+++ Data in this exercise

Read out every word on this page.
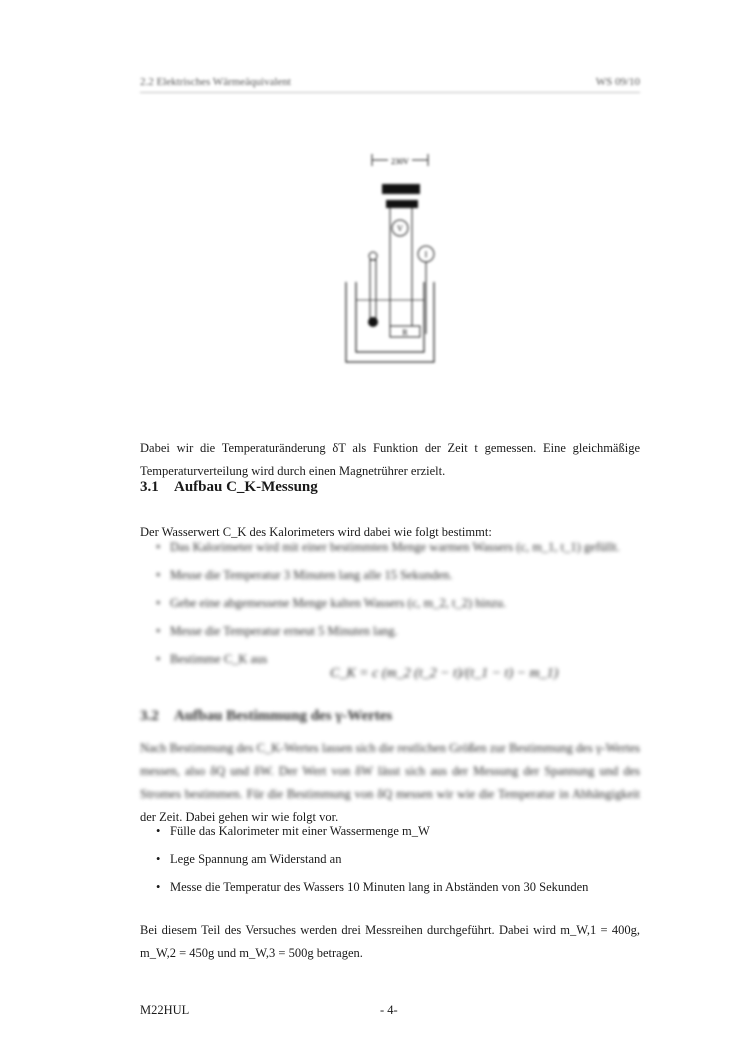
2.2 Elektrisches Wärmeäquivalent	WS 09/10
230V
V
I
R

Dabei wir die Temperaturänderung δT als Funktion der Zeit t gemessen. Eine gleichmäßige Temperaturverteilung wird durch einen Magnetrührer erzielt.

3.1 Aufbau C_K-Messung

Der Wasserwert C_K des Kalorimeters wird dabei wie folgt bestimmt:

• Das Kalorimeter wird mit einer bestimmten Menge warmen Wassers (c, m_1, t_1) gefüllt.
• Messe die Temperatur 3 Minuten lang alle 15 Sekunden.
• Gebe eine abgemessene Menge kalten Wassers (c, m_2, t_2) hinzu.
• Messe die Temperatur erneut 5 Minuten lang.
• Bestimme C_K aus
C_K = c (m_2 (t_2 − t)/(t_1 − t) − m_1)
3.2 Aufbau Bestimmung des γ-Wertes
Nach Bestimmung des C_K-Wertes lassen sich die restlichen Größen zur Bestimmung des γ-Wertes messen, also δQ und δW. Der Wert von δW lässt sich aus der Messung der Spannung und des Stromes bestimmen. Für die Bestimmung von δQ messen wir wie die Temperatur in Abhängigkeit der Zeit. Dabei gehen wir wie folgt vor.
• Fülle das Kalorimeter mit einer Wassermenge m_W
• Lege Spannung am Widerstand an
• Messe die Temperatur des Wassers 10 Minuten lang in Abständen von 30 Sekunden

Bei diesem Teil des Versuches werden drei Messreihen durchgeführt. Dabei wird m_W,1 = 400g, m_W,2 = 450g und m_W,3 = 500g betragen.

M22HUL	- 4-
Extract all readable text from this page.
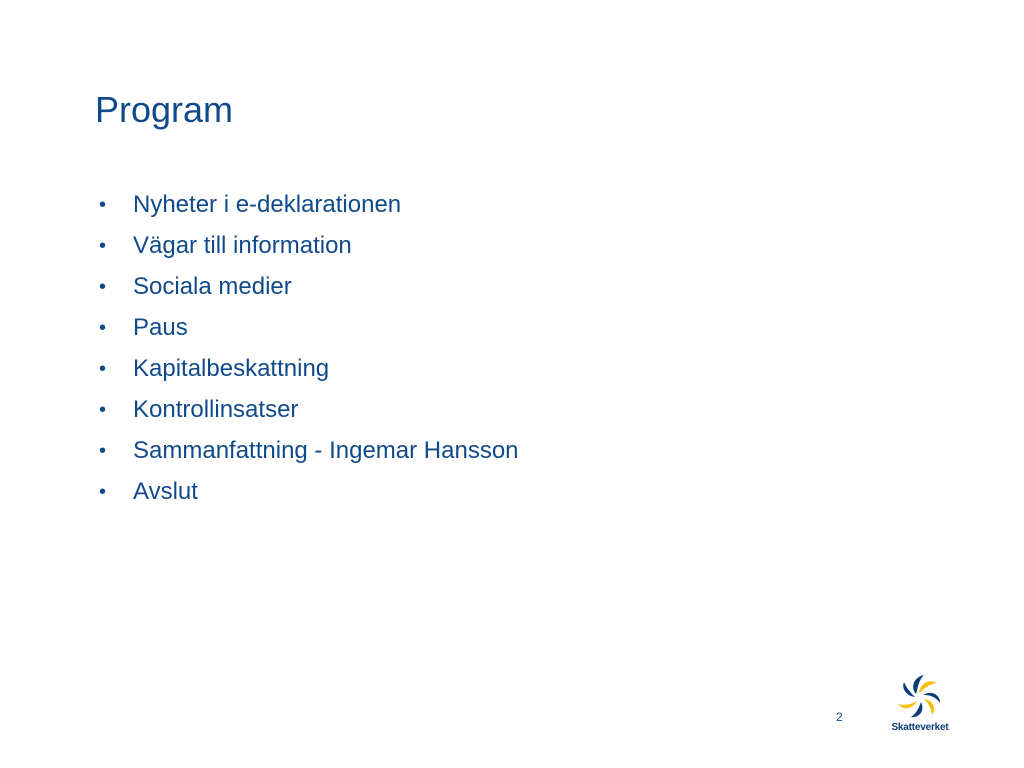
Program
• Nyheter i e-deklarationen
• Vägar till information
• Sociala medier
• Paus
• Kapitalbeskattning
• Kontrollinsatser
• Sammanfattning - Ingemar Hansson
• Avslut
2
Skatteverket
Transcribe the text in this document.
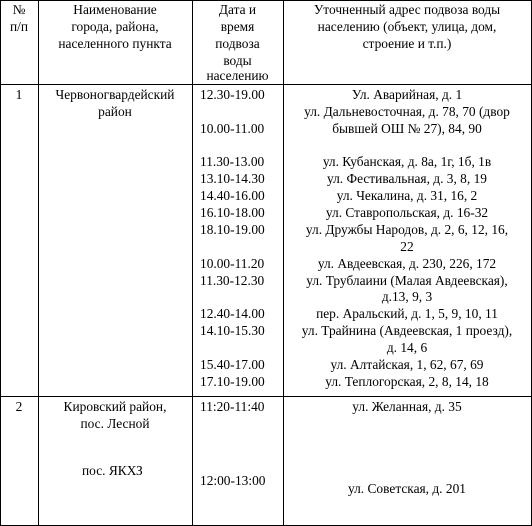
№
п/п
Наименование
города, района,
населенного пункта
Дата и
время
подвоза
воды
населению
Уточненный адрес подвоза воды
населению (объект, улица, дом,
строение и т.п.)
1	Червоногвардейский
район
12.30-19.00
10.00-11.00
11.30-13.00
13.10-14.30
14.40-16.00
16.10-18.00
18.10-19.00
10.00-11.20
11.30-12.30
12.40-14.00
14.10-15.30
15.40-17.00
17.10-19.00
Ул. Аварийная, д. 1
ул. Дальневосточная, д. 78, 70 (двор
бывшей ОШ № 27), 84, 90
ул. Кубанская, д. 8а, 1г, 1б, 1в
ул. Фестивальная, д. 3, 8, 19
ул. Чекалина, д. 31, 16, 2
ул. Ставропольская, д. 16-32
ул. Дружбы Народов, д. 2, 6, 12, 16,
22
ул. Авдеевская, д. 230, 226, 172
ул. Трублаини (Малая Авдеевская),
д.13, 9, 3
пер. Аральский, д. 1, 5, 9, 10, 11
ул. Трайнина (Авдеевская, 1 проезд),
д. 14, 6
ул. Алтайская, 1, 62, 67, 69
ул. Теплогорская, 2, 8, 14, 18
2	Кировский район,
пос. Лесной
пос. ЯКХЗ
11:20-11:40
12:00-13:00
ул. Желанная, д. 35
ул. Советская, д. 201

++++++

§ **Task to carry out**
Your task is to reproduce all of the material exactly. The pictures stay out.

§ **Solution**
Read out every word on this page.
2.2 Elektrisches Wärmeäquivalent	WS 09/10
230V
V
I
R

Dabei wir die Temperaturänderung δT als Funktion der Zeit t gemessen. Eine gleichmäßige Temperaturverteilung wird durch einen Magnetrührer erzielt.

3.1 Aufbau C_K-Messung

Der Wasserwert C_K des Kalorimeters wird dabei wie folgt bestimmt:

• Das Kalorimeter wird mit einer bestimmten Menge warmen Wassers (c, m_1, t_1) gefüllt.
• Messe die Temperatur 3 Minuten lang alle 15 Sekunden.
• Gebe eine abgemessene Menge kalten Wassers (c, m_2, t_2) hinzu.
• Messe die Temperatur erneut 5 Minuten lang.
• Bestimme C_K aus
C_K = c (m_2 (t_2 − t)/(t_1 − t) − m_1)
3.2 Aufbau Bestimmung des γ-Wertes
Nach Bestimmung des C_K-Wertes lassen sich die restlichen Größen zur Bestimmung des γ-Wertes messen, also δQ und δW. Der Wert von δW lässt sich aus der Messung der Spannung und des Stromes bestimmen. Für die Bestimmung von δQ messen wir wie die Temperatur in Abhängigkeit der Zeit. Dabei gehen wir wie folgt vor.
• Fülle das Kalorimeter mit einer Wassermenge m_W
• Lege Spannung am Widerstand an
• Messe die Temperatur des Wassers 10 Minuten lang in Abständen von 30 Sekunden

Bei diesem Teil des Versuches werden drei Messreihen durchgeführt. Dabei wird m_W,1 = 400g, m_W,2 = 450g und m_W,3 = 500g betragen.

M22HUL	- 4-
Extract all readable text from this page.
Program
• Nyheter i e-deklarationen
• Vägar till information
• Sociala medier
• Paus
• Kapitalbeskattning
• Kontrollinsatser
• Sammanfattning - Ingemar Hansson
• Avslut
2
Skatteverket
Transcribe the text in this document.
№
п/п
Наименование
города, района,
населенного пункта
Дата и
время
подвоза
воды
населению
Уточненный адрес подвоза воды
населению (объект, улица, дом,
строение и т.п.)
1	Червоногвардейский
район
12.30-19.00
10.00-11.00
11.30-13.00
13.10-14.30
14.40-16.00
16.10-18.00
18.10-19.00
10.00-11.20
11.30-12.30
12.40-14.00
14.10-15.30
15.40-17.00
17.10-19.00
Ул. Аварийная, д. 1
ул. Дальневосточная, д. 78, 70 (двор
бывшей ОШ № 27), 84, 90
ул. Кубанская, д. 8а, 1г, 1б, 1в
ул. Фестивальная, д. 3, 8, 19
ул. Чекалина, д. 31, 16, 2
ул. Ставропольская, д. 16-32
ул. Дружбы Народов, д. 2, 6, 12, 16,
22
ул. Авдеевская, д. 230, 226, 172
ул. Трублаини (Малая Авдеевская),
д.13, 9, 3
пер. Аральский, д. 1, 5, 9, 10, 11
ул. Трайнина (Авдеевская, 1 проезд),
д. 14, 6
ул. Алтайская, 1, 62, 67, 69
ул. Теплогорская, 2, 8, 14, 18
2	Кировский район,
пос. Лесной
пос. ЯКХЗ
11:20-11:40
12:00-13:00
ул. Желанная, д. 35
ул. Советская, д. 201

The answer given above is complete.